> [DATA TO PROCESS]:
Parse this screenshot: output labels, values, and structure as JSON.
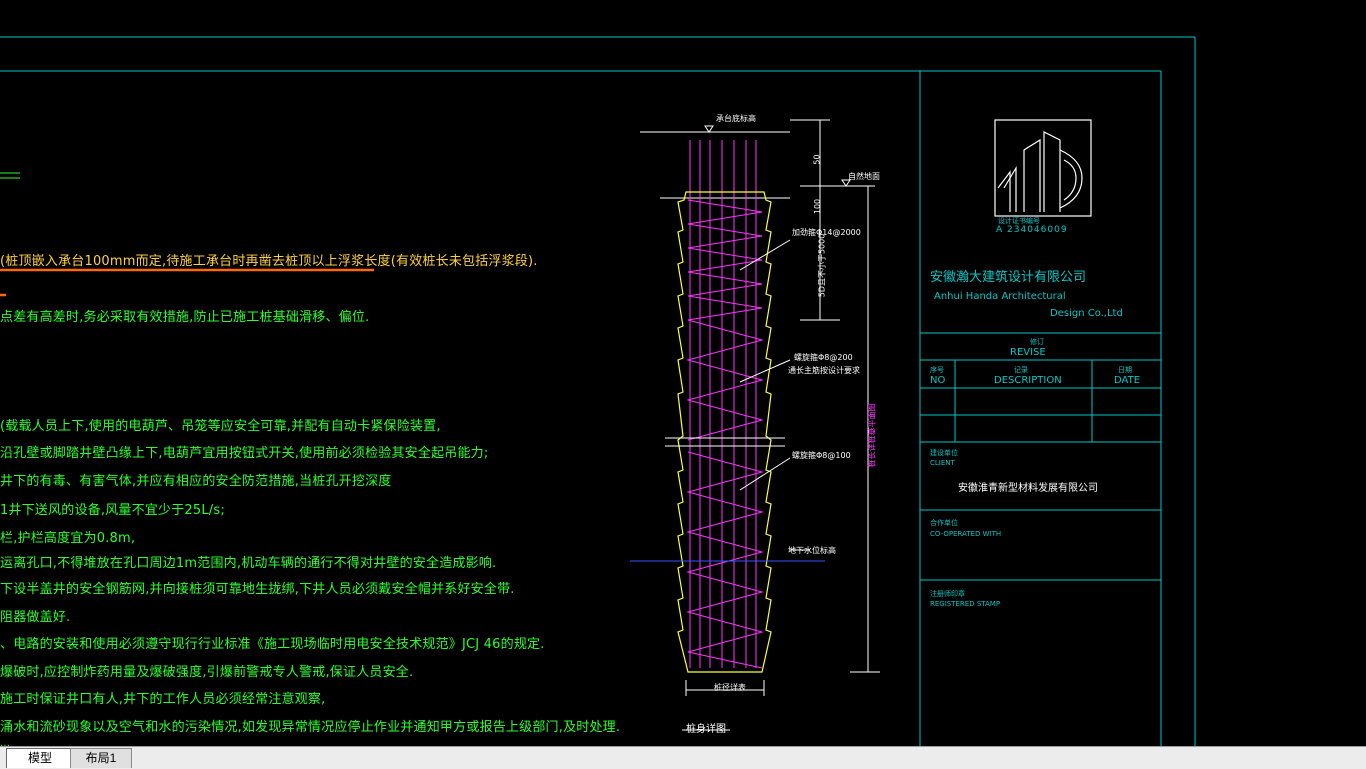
{
  "notes": [
    "(桩顶嵌入承台100mm而定,待施工承台时再凿去桩顶以上浮浆长度(有效桩长未包括浮浆段).",
    "点差有高差时,务必采取有效措施,防止已施工桩基础滑移、偏位.",
    "(载载人员上下,使用的电葫芦、吊笼等应安全可靠,并配有自动卡紧保险装置,",
    "沿孔壁或脚踏井壁凸缘上下,电葫芦宜用按钮式开关,使用前必须检验其安全起吊能力;",
    "井下的有毒、有害气体,并应有相应的安全防范措施,当桩孔开挖深度",
    "1井下送风的设备,风量不宜少于25L/s;",
    "栏,护栏高度宜为0.8m,",
    "运离孔口,不得堆放在孔口周边1m范围内,机动车辆的通行不得对井壁的安全造成影响.",
    "下设半盖井的安全钢筋网,并向接桩须可靠地生拢绑,下井人员必须戴安全帽并系好安全带.",
    "阻器做盖好.",
    "、电路的安装和使用必须遵守现行行业标准《施工现场临时用电安全技术规范》JCJ 46的规定.",
    "爆破时,应控制炸药用量及爆破强度,引爆前警戒专人警戒,保证人员安全.",
    "施工时保证井口有人,井下的工作人员必须经常注意观察,",
    "涌水和流砂现象以及空气和水的污染情况,如发现异常情况应停止作业并通知甲方或报告上级部门,及时处理.",
    "..."
  ],
  "pile": {
    "top_label": "承台底标高",
    "ground_label": "自然地面",
    "rebar_label_1": "加劲箍Φ14@2000",
    "rebar_label_2": "螺旋箍Φ8@200",
    "rebar_label_3": "通长主筋按设计要求",
    "rebar_label_4": "螺旋箍Φ8@100",
    "water_label": "地下水位标高",
    "dim_50": "50",
    "dim_100": "100",
    "dim_5d": "5D且不小于5000",
    "dim_length": "桩长详桩基平面图",
    "dim_width": "桩径详表",
    "caption": "桩身详图"
  },
  "title_block": {
    "logo_caption": "设计证书编号",
    "logo_number": "A 234046009",
    "company_cn": "安徽瀚大建筑设计有限公司",
    "company_en_1": "Anhui   Handa   Architectural",
    "company_en_2": "Design    Co.,Ltd",
    "revise_cn": "修订",
    "revise_en": "REVISE",
    "no_cn": "序号",
    "no_en": "NO",
    "desc_cn": "记录",
    "desc_en": "DESCRIPTION",
    "date_cn": "日期",
    "date_en": "DATE",
    "client_cn": "建设单位",
    "client_en": "CLIENT",
    "client_name": "安徽淮青新型材料发展有限公司",
    "coop_cn": "合作单位",
    "coop_en": "CO-OPERATED WITH",
    "stamp_cn": "注册师印章",
    "stamp_en": "REGISTERED STAMP"
  },
  "tabs": {
    "model": "模型",
    "layout1": "布局1"
  },
  "colors": {
    "frame": "#00c8c8",
    "text_green": "#2bff2b",
    "rebar": "#ff33ff",
    "pile_outline": "#ffff33",
    "highlight_underline": "#ff6a00"
  }
}
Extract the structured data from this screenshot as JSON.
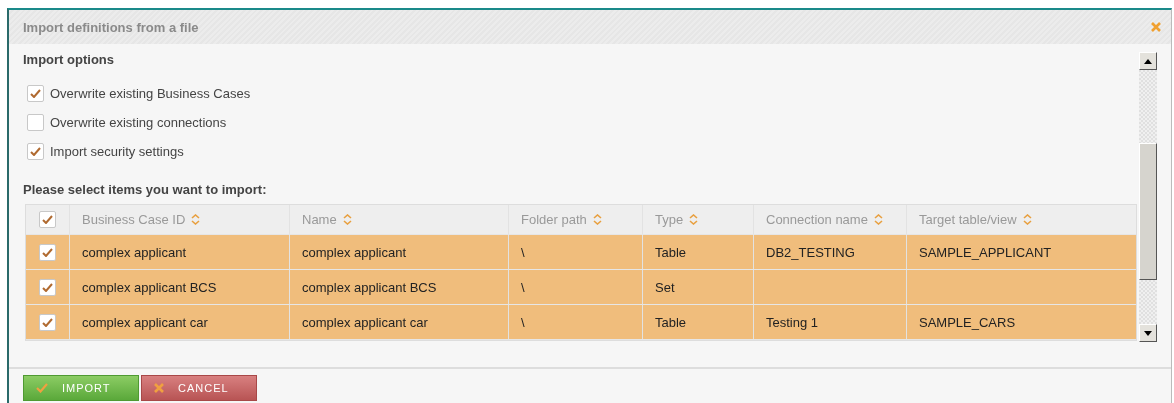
{
  "dialog": {
    "title": "Import definitions from a file"
  },
  "import_options": {
    "heading": "Import options",
    "options": [
      {
        "label": "Overwrite existing Business Cases",
        "checked": true
      },
      {
        "label": "Overwrite existing connections",
        "checked": false
      },
      {
        "label": "Import security settings",
        "checked": true
      }
    ]
  },
  "items": {
    "heading": "Please select items you want to import:",
    "all_checked": true,
    "columns": [
      "Business Case ID",
      "Name",
      "Folder path",
      "Type",
      "Connection name",
      "Target table/view"
    ],
    "rows": [
      {
        "checked": true,
        "selected": true,
        "cells": [
          "complex applicant",
          "complex applicant",
          "\\",
          "Table",
          "DB2_TESTING",
          "SAMPLE_APPLICANT"
        ]
      },
      {
        "checked": true,
        "selected": true,
        "cells": [
          "complex applicant BCS",
          "complex applicant BCS",
          "\\",
          "Set",
          "",
          ""
        ]
      },
      {
        "checked": true,
        "selected": true,
        "cells": [
          "complex applicant car",
          "complex applicant car",
          "\\",
          "Table",
          "Testing 1",
          "SAMPLE_CARS"
        ]
      }
    ]
  },
  "buttons": [
    {
      "kind": "import",
      "label": "IMPORT"
    },
    {
      "kind": "cancel",
      "label": "CANCEL"
    }
  ]
}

> [WHAT YOU HAVE TO DO]: Copy every single line of the material above that holds "Overwrite".

> [FULL SOLUTION]:
        "label": "Overwrite existing Business Cases",
        "label": "Overwrite existing connections",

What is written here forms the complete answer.